##### DATA RECORDS

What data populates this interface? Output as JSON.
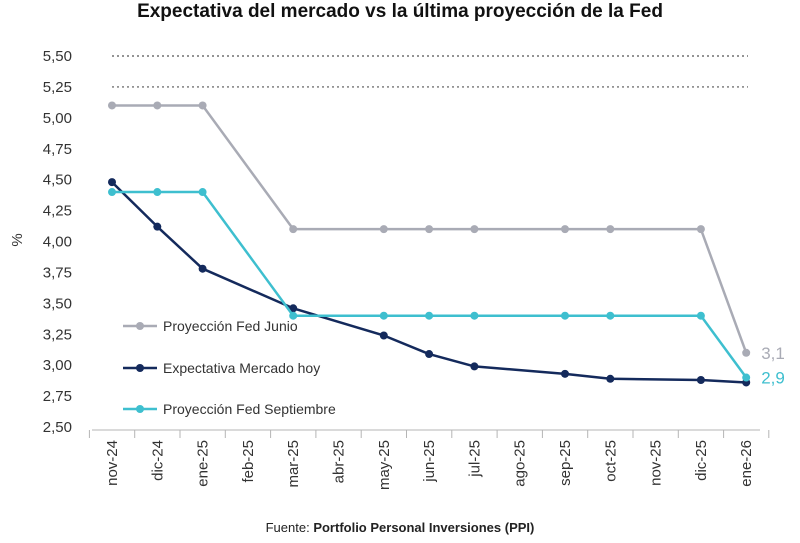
{
  "chart_data": {
    "type": "line",
    "title": "Expectativa del mercado vs la última proyección de la Fed",
    "ylabel": "%",
    "xlabel": "",
    "ylim": [
      2.5,
      5.5
    ],
    "yticks": [
      "5,50",
      "5,25",
      "5,00",
      "4,75",
      "4,50",
      "4,25",
      "4,00",
      "3,75",
      "3,50",
      "3,25",
      "3,00",
      "2,75",
      "2,50"
    ],
    "ytick_values": [
      5.5,
      5.25,
      5.0,
      4.75,
      4.5,
      4.25,
      4.0,
      3.75,
      3.5,
      3.25,
      3.0,
      2.75,
      2.5
    ],
    "reference_lines": [
      5.5,
      5.25
    ],
    "categories": [
      "nov-24",
      "dic-24",
      "ene-25",
      "feb-25",
      "mar-25",
      "abr-25",
      "may-25",
      "jun-25",
      "jul-25",
      "ago-25",
      "sep-25",
      "oct-25",
      "nov-25",
      "dic-25",
      "ene-26"
    ],
    "series": [
      {
        "name": "Proyección Fed Junio",
        "color": "#a9abb5",
        "points": [
          [
            0,
            5.1
          ],
          [
            1,
            5.1
          ],
          [
            2,
            5.1
          ],
          [
            4,
            4.1
          ],
          [
            6,
            4.1
          ],
          [
            7,
            4.1
          ],
          [
            8,
            4.1
          ],
          [
            10,
            4.1
          ],
          [
            11,
            4.1
          ],
          [
            13,
            4.1
          ],
          [
            14,
            3.1
          ]
        ],
        "end_label": "3,1"
      },
      {
        "name": "Expectativa Mercado hoy",
        "color": "#142a5c",
        "points": [
          [
            0,
            4.48
          ],
          [
            1,
            4.12
          ],
          [
            2,
            3.78
          ],
          [
            4,
            3.46
          ],
          [
            6,
            3.24
          ],
          [
            7,
            3.09
          ],
          [
            8,
            2.99
          ],
          [
            10,
            2.93
          ],
          [
            11,
            2.89
          ],
          [
            13,
            2.88
          ],
          [
            14,
            2.86
          ]
        ],
        "end_label": ""
      },
      {
        "name": "Proyección Fed Septiembre",
        "color": "#3ebfcf",
        "points": [
          [
            0,
            4.4
          ],
          [
            1,
            4.4
          ],
          [
            2,
            4.4
          ],
          [
            4,
            3.4
          ],
          [
            6,
            3.4
          ],
          [
            7,
            3.4
          ],
          [
            8,
            3.4
          ],
          [
            10,
            3.4
          ],
          [
            11,
            3.4
          ],
          [
            13,
            3.4
          ],
          [
            14,
            2.9
          ]
        ],
        "end_label": "2,9"
      }
    ],
    "legend": "inside-left"
  },
  "source": {
    "prefix": "Fuente: ",
    "name": "Portfolio Personal Inversiones (PPI)"
  }
}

##########

■ EXERCISE PROMPT
Pictures are not part of the copy; reproduce everything else in the records exactly.

■ EXERCISE RESPONSE
What data populates this interface? Output as JSON.
{
  "chart_data": {
    "type": "line",
    "title": "Expectativa del mercado vs la última proyección de la Fed",
    "ylabel": "%",
    "xlabel": "",
    "ylim": [
      2.5,
      5.5
    ],
    "yticks": [
      "5,50",
      "5,25",
      "5,00",
      "4,75",
      "4,50",
      "4,25",
      "4,00",
      "3,75",
      "3,50",
      "3,25",
      "3,00",
      "2,75",
      "2,50"
    ],
    "ytick_values": [
      5.5,
      5.25,
      5.0,
      4.75,
      4.5,
      4.25,
      4.0,
      3.75,
      3.5,
      3.25,
      3.0,
      2.75,
      2.5
    ],
    "reference_lines": [
      5.5,
      5.25
    ],
    "categories": [
      "nov-24",
      "dic-24",
      "ene-25",
      "feb-25",
      "mar-25",
      "abr-25",
      "may-25",
      "jun-25",
      "jul-25",
      "ago-25",
      "sep-25",
      "oct-25",
      "nov-25",
      "dic-25",
      "ene-26"
    ],
    "series": [
      {
        "name": "Proyección Fed Junio",
        "color": "#a9abb5",
        "points": [
          [
            0,
            5.1
          ],
          [
            1,
            5.1
          ],
          [
            2,
            5.1
          ],
          [
            4,
            4.1
          ],
          [
            6,
            4.1
          ],
          [
            7,
            4.1
          ],
          [
            8,
            4.1
          ],
          [
            10,
            4.1
          ],
          [
            11,
            4.1
          ],
          [
            13,
            4.1
          ],
          [
            14,
            3.1
          ]
        ],
        "end_label": "3,1"
      },
      {
        "name": "Expectativa Mercado hoy",
        "color": "#142a5c",
        "points": [
          [
            0,
            4.48
          ],
          [
            1,
            4.12
          ],
          [
            2,
            3.78
          ],
          [
            4,
            3.46
          ],
          [
            6,
            3.24
          ],
          [
            7,
            3.09
          ],
          [
            8,
            2.99
          ],
          [
            10,
            2.93
          ],
          [
            11,
            2.89
          ],
          [
            13,
            2.88
          ],
          [
            14,
            2.86
          ]
        ],
        "end_label": ""
      },
      {
        "name": "Proyección Fed Septiembre",
        "color": "#3ebfcf",
        "points": [
          [
            0,
            4.4
          ],
          [
            1,
            4.4
          ],
          [
            2,
            4.4
          ],
          [
            4,
            3.4
          ],
          [
            6,
            3.4
          ],
          [
            7,
            3.4
          ],
          [
            8,
            3.4
          ],
          [
            10,
            3.4
          ],
          [
            11,
            3.4
          ],
          [
            13,
            3.4
          ],
          [
            14,
            2.9
          ]
        ],
        "end_label": "2,9"
      }
    ],
    "legend": "inside-left"
  },
  "source": {
    "prefix": "Fuente: ",
    "name": "Portfolio Personal Inversiones (PPI)"
  }
}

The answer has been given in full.